(Entries from a dataset)
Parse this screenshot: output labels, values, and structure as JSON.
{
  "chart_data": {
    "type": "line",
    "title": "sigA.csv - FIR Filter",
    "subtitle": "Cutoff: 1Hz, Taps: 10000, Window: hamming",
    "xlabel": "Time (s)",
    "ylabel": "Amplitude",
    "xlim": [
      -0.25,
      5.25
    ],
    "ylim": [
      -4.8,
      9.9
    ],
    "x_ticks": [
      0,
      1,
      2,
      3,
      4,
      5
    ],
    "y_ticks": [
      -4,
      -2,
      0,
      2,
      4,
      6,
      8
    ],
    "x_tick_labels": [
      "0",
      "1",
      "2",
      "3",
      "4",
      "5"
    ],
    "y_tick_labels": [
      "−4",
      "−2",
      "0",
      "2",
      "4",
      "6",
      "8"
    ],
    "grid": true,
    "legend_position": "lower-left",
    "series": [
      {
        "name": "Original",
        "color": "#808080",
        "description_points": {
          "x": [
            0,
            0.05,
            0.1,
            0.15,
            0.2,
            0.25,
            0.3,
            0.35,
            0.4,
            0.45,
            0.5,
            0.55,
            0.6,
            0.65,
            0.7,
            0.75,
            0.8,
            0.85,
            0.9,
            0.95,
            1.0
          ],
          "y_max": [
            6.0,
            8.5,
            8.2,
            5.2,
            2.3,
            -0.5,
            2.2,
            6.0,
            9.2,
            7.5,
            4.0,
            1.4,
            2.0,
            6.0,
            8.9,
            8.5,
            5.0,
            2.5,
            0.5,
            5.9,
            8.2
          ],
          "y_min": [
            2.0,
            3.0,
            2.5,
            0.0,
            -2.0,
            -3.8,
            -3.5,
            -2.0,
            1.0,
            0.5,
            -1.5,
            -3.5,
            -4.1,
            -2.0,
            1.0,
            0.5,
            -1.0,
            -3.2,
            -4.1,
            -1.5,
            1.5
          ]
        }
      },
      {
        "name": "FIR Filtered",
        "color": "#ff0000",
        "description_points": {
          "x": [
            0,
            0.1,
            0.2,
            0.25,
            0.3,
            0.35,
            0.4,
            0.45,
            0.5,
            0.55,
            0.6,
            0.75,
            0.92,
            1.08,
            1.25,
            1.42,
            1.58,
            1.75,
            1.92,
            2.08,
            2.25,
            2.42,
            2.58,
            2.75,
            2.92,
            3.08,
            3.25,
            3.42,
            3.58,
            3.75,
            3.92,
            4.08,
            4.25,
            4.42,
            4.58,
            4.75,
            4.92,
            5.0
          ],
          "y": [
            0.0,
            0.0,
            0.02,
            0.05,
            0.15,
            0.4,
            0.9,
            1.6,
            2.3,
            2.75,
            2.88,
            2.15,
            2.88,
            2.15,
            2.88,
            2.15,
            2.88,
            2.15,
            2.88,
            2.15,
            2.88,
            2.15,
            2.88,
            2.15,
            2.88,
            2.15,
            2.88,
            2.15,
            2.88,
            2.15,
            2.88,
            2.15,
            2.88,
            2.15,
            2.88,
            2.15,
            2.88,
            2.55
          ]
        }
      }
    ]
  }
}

## WRITTEN PROBLEM
Reproduce each entry word for word.

## COMPLETED EXERCISE
Parse this screenshot: output labels, values, and structure as JSON.
{
  "chart_data": {
    "type": "line",
    "title": "sigA.csv - FIR Filter",
    "subtitle": "Cutoff: 1Hz, Taps: 10000, Window: hamming",
    "xlabel": "Time (s)",
    "ylabel": "Amplitude",
    "xlim": [
      -0.25,
      5.25
    ],
    "ylim": [
      -4.8,
      9.9
    ],
    "x_ticks": [
      0,
      1,
      2,
      3,
      4,
      5
    ],
    "y_ticks": [
      -4,
      -2,
      0,
      2,
      4,
      6,
      8
    ],
    "x_tick_labels": [
      "0",
      "1",
      "2",
      "3",
      "4",
      "5"
    ],
    "y_tick_labels": [
      "−4",
      "−2",
      "0",
      "2",
      "4",
      "6",
      "8"
    ],
    "grid": true,
    "legend_position": "lower-left",
    "series": [
      {
        "name": "Original",
        "color": "#808080",
        "description_points": {
          "x": [
            0,
            0.05,
            0.1,
            0.15,
            0.2,
            0.25,
            0.3,
            0.35,
            0.4,
            0.45,
            0.5,
            0.55,
            0.6,
            0.65,
            0.7,
            0.75,
            0.8,
            0.85,
            0.9,
            0.95,
            1.0
          ],
          "y_max": [
            6.0,
            8.5,
            8.2,
            5.2,
            2.3,
            -0.5,
            2.2,
            6.0,
            9.2,
            7.5,
            4.0,
            1.4,
            2.0,
            6.0,
            8.9,
            8.5,
            5.0,
            2.5,
            0.5,
            5.9,
            8.2
          ],
          "y_min": [
            2.0,
            3.0,
            2.5,
            0.0,
            -2.0,
            -3.8,
            -3.5,
            -2.0,
            1.0,
            0.5,
            -1.5,
            -3.5,
            -4.1,
            -2.0,
            1.0,
            0.5,
            -1.0,
            -3.2,
            -4.1,
            -1.5,
            1.5
          ]
        }
      },
      {
        "name": "FIR Filtered",
        "color": "#ff0000",
        "description_points": {
          "x": [
            0,
            0.1,
            0.2,
            0.25,
            0.3,
            0.35,
            0.4,
            0.45,
            0.5,
            0.55,
            0.6,
            0.75,
            0.92,
            1.08,
            1.25,
            1.42,
            1.58,
            1.75,
            1.92,
            2.08,
            2.25,
            2.42,
            2.58,
            2.75,
            2.92,
            3.08,
            3.25,
            3.42,
            3.58,
            3.75,
            3.92,
            4.08,
            4.25,
            4.42,
            4.58,
            4.75,
            4.92,
            5.0
          ],
          "y": [
            0.0,
            0.0,
            0.02,
            0.05,
            0.15,
            0.4,
            0.9,
            1.6,
            2.3,
            2.75,
            2.88,
            2.15,
            2.88,
            2.15,
            2.88,
            2.15,
            2.88,
            2.15,
            2.88,
            2.15,
            2.88,
            2.15,
            2.88,
            2.15,
            2.88,
            2.15,
            2.88,
            2.15,
            2.88,
            2.15,
            2.88,
            2.15,
            2.88,
            2.15,
            2.88,
            2.15,
            2.88,
            2.55
          ]
        }
      }
    ]
  }
}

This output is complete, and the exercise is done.